→ WORK TO DO:
Reproduce each of the lines word for word.

Records:

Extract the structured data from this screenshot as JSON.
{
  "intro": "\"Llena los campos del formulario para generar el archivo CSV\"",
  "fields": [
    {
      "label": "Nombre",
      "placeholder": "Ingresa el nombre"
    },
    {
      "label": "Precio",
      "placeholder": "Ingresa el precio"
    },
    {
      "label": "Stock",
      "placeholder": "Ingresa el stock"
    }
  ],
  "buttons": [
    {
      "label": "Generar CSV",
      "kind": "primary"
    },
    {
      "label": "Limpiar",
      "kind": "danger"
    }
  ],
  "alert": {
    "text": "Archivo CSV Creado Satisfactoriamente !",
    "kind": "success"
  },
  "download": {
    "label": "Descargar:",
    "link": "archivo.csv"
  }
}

→ WRITTEN REPLY:
Extract the structured data from this screenshot as JSON.
{
  "intro": "\"Llena los campos del formulario para generar el archivo CSV\"",
  "fields": [
    {
      "label": "Nombre",
      "placeholder": "Ingresa el nombre"
    },
    {
      "label": "Precio",
      "placeholder": "Ingresa el precio"
    },
    {
      "label": "Stock",
      "placeholder": "Ingresa el stock"
    }
  ],
  "buttons": [
    {
      "label": "Generar CSV",
      "kind": "primary"
    },
    {
      "label": "Limpiar",
      "kind": "danger"
    }
  ],
  "alert": {
    "text": "Archivo CSV Creado Satisfactoriamente !",
    "kind": "success"
  },
  "download": {
    "label": "Descargar:",
    "link": "archivo.csv"
  }
}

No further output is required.